(begin)

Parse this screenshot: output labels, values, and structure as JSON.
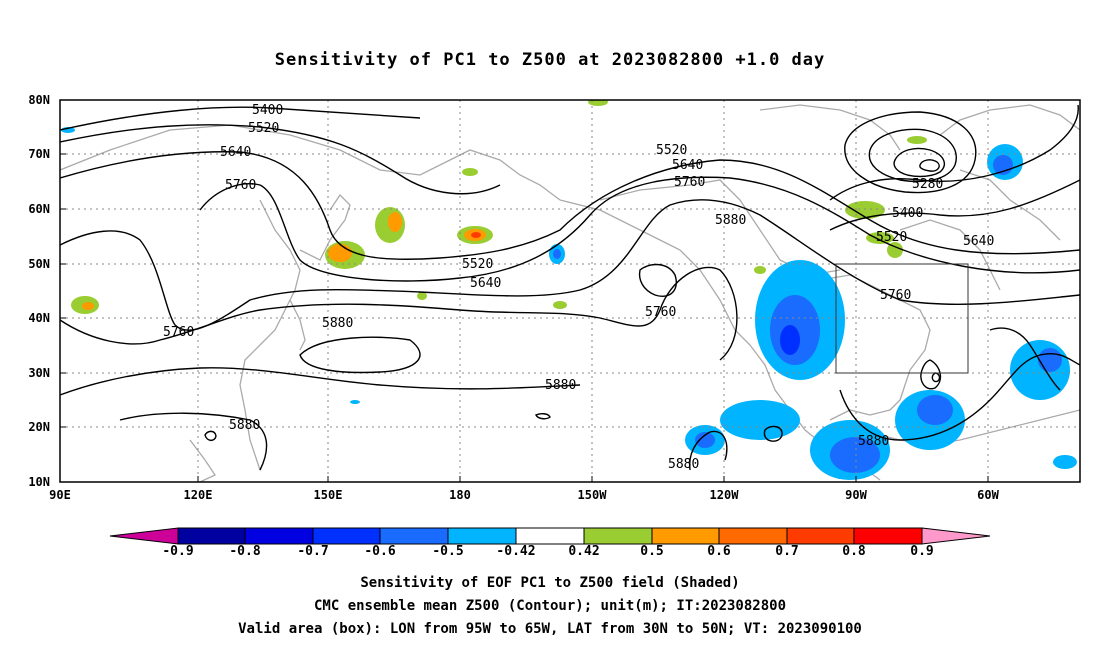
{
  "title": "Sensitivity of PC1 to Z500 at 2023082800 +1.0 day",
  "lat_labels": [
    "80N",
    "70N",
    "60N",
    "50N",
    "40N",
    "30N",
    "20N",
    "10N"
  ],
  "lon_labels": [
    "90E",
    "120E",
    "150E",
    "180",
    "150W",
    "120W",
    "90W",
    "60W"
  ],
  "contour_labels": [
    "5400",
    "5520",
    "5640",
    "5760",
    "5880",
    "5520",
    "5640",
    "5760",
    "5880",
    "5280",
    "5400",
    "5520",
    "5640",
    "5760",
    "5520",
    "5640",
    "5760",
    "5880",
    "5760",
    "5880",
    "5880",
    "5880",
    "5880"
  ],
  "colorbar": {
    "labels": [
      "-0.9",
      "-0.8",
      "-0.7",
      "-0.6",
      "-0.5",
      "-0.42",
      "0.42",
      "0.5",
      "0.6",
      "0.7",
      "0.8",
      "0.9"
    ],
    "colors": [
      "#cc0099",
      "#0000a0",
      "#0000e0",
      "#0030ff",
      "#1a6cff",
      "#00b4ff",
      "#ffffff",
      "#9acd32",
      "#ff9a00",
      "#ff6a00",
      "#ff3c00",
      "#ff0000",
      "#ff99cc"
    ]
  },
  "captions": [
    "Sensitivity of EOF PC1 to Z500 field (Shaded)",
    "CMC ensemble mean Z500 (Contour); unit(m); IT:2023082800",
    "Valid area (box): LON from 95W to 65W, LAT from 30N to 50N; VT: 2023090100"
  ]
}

(end)

What you need to do →
Retype each line of the listing above word for word. Exclude the pictures.

Worked answer →
Parse this screenshot: output labels, values, and structure as JSON.
{
  "title": "Sensitivity of PC1 to Z500 at 2023082800 +1.0 day",
  "lat_labels": [
    "80N",
    "70N",
    "60N",
    "50N",
    "40N",
    "30N",
    "20N",
    "10N"
  ],
  "lon_labels": [
    "90E",
    "120E",
    "150E",
    "180",
    "150W",
    "120W",
    "90W",
    "60W"
  ],
  "contour_labels": [
    "5400",
    "5520",
    "5640",
    "5760",
    "5880",
    "5520",
    "5640",
    "5760",
    "5880",
    "5280",
    "5400",
    "5520",
    "5640",
    "5760",
    "5520",
    "5640",
    "5760",
    "5880",
    "5760",
    "5880",
    "5880",
    "5880",
    "5880"
  ],
  "colorbar": {
    "labels": [
      "-0.9",
      "-0.8",
      "-0.7",
      "-0.6",
      "-0.5",
      "-0.42",
      "0.42",
      "0.5",
      "0.6",
      "0.7",
      "0.8",
      "0.9"
    ],
    "colors": [
      "#cc0099",
      "#0000a0",
      "#0000e0",
      "#0030ff",
      "#1a6cff",
      "#00b4ff",
      "#ffffff",
      "#9acd32",
      "#ff9a00",
      "#ff6a00",
      "#ff3c00",
      "#ff0000",
      "#ff99cc"
    ]
  },
  "captions": [
    "Sensitivity of EOF PC1 to Z500 field (Shaded)",
    "CMC ensemble mean Z500 (Contour); unit(m); IT:2023082800",
    "Valid area (box): LON from 95W to 65W, LAT from 30N to 50N; VT: 2023090100"
  ]
}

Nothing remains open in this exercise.